The task — Write the material out again exactly.

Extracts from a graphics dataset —
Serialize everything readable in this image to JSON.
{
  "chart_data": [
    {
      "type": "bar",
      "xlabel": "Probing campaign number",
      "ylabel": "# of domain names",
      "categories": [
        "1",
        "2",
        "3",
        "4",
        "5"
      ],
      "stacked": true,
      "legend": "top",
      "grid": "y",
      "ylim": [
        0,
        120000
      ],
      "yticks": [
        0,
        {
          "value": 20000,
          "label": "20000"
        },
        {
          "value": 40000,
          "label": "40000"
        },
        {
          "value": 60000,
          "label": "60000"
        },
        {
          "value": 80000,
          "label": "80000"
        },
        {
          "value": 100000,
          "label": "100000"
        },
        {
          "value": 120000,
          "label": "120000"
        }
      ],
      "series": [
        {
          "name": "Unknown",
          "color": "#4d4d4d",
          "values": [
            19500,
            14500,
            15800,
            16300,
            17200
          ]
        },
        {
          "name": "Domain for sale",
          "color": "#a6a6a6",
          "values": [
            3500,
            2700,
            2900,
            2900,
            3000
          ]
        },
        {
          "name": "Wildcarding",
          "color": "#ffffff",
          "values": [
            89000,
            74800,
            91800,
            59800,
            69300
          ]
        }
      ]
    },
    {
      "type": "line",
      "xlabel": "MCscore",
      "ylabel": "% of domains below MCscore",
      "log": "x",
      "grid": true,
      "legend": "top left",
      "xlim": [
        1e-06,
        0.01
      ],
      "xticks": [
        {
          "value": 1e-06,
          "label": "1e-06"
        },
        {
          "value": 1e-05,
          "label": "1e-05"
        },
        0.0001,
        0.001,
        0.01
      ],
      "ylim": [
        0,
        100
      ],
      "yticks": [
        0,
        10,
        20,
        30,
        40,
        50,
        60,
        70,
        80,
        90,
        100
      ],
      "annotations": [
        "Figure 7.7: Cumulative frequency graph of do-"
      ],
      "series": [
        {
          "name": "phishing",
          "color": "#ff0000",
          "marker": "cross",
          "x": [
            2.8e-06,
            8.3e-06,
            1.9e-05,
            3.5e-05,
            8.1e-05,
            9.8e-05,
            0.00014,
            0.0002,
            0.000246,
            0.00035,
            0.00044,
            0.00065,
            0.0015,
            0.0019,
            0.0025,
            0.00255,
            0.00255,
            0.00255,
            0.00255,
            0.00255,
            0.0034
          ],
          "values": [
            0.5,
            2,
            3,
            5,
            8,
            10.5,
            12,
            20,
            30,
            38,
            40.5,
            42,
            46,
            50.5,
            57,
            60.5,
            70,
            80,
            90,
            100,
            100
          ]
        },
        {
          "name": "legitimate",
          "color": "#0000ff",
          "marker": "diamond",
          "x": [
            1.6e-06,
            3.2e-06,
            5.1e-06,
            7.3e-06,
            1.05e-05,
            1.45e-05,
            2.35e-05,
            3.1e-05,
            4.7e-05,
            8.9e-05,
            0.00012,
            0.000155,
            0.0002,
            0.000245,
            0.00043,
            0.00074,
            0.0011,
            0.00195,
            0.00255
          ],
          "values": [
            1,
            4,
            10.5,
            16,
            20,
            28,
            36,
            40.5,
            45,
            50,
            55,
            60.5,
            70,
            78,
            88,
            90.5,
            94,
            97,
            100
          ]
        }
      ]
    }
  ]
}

Response to the task —
Serialize everything readable in this image to JSON.
{
  "chart_data": [
    {
      "type": "bar",
      "xlabel": "Probing campaign number",
      "ylabel": "# of domain names",
      "categories": [
        "1",
        "2",
        "3",
        "4",
        "5"
      ],
      "stacked": true,
      "legend": "top",
      "grid": "y",
      "ylim": [
        0,
        120000
      ],
      "yticks": [
        0,
        {
          "value": 20000,
          "label": "20000"
        },
        {
          "value": 40000,
          "label": "40000"
        },
        {
          "value": 60000,
          "label": "60000"
        },
        {
          "value": 80000,
          "label": "80000"
        },
        {
          "value": 100000,
          "label": "100000"
        },
        {
          "value": 120000,
          "label": "120000"
        }
      ],
      "series": [
        {
          "name": "Unknown",
          "color": "#4d4d4d",
          "values": [
            19500,
            14500,
            15800,
            16300,
            17200
          ]
        },
        {
          "name": "Domain for sale",
          "color": "#a6a6a6",
          "values": [
            3500,
            2700,
            2900,
            2900,
            3000
          ]
        },
        {
          "name": "Wildcarding",
          "color": "#ffffff",
          "values": [
            89000,
            74800,
            91800,
            59800,
            69300
          ]
        }
      ]
    },
    {
      "type": "line",
      "xlabel": "MCscore",
      "ylabel": "% of domains below MCscore",
      "log": "x",
      "grid": true,
      "legend": "top left",
      "xlim": [
        1e-06,
        0.01
      ],
      "xticks": [
        {
          "value": 1e-06,
          "label": "1e-06"
        },
        {
          "value": 1e-05,
          "label": "1e-05"
        },
        0.0001,
        0.001,
        0.01
      ],
      "ylim": [
        0,
        100
      ],
      "yticks": [
        0,
        10,
        20,
        30,
        40,
        50,
        60,
        70,
        80,
        90,
        100
      ],
      "annotations": [
        "Figure 7.7: Cumulative frequency graph of do-"
      ],
      "series": [
        {
          "name": "phishing",
          "color": "#ff0000",
          "marker": "cross",
          "x": [
            2.8e-06,
            8.3e-06,
            1.9e-05,
            3.5e-05,
            8.1e-05,
            9.8e-05,
            0.00014,
            0.0002,
            0.000246,
            0.00035,
            0.00044,
            0.00065,
            0.0015,
            0.0019,
            0.0025,
            0.00255,
            0.00255,
            0.00255,
            0.00255,
            0.00255,
            0.0034
          ],
          "values": [
            0.5,
            2,
            3,
            5,
            8,
            10.5,
            12,
            20,
            30,
            38,
            40.5,
            42,
            46,
            50.5,
            57,
            60.5,
            70,
            80,
            90,
            100,
            100
          ]
        },
        {
          "name": "legitimate",
          "color": "#0000ff",
          "marker": "diamond",
          "x": [
            1.6e-06,
            3.2e-06,
            5.1e-06,
            7.3e-06,
            1.05e-05,
            1.45e-05,
            2.35e-05,
            3.1e-05,
            4.7e-05,
            8.9e-05,
            0.00012,
            0.000155,
            0.0002,
            0.000245,
            0.00043,
            0.00074,
            0.0011,
            0.00195,
            0.00255
          ],
          "values": [
            1,
            4,
            10.5,
            16,
            20,
            28,
            36,
            40.5,
            45,
            50,
            55,
            60.5,
            70,
            78,
            88,
            90.5,
            94,
            97,
            100
          ]
        }
      ]
    }
  ]
}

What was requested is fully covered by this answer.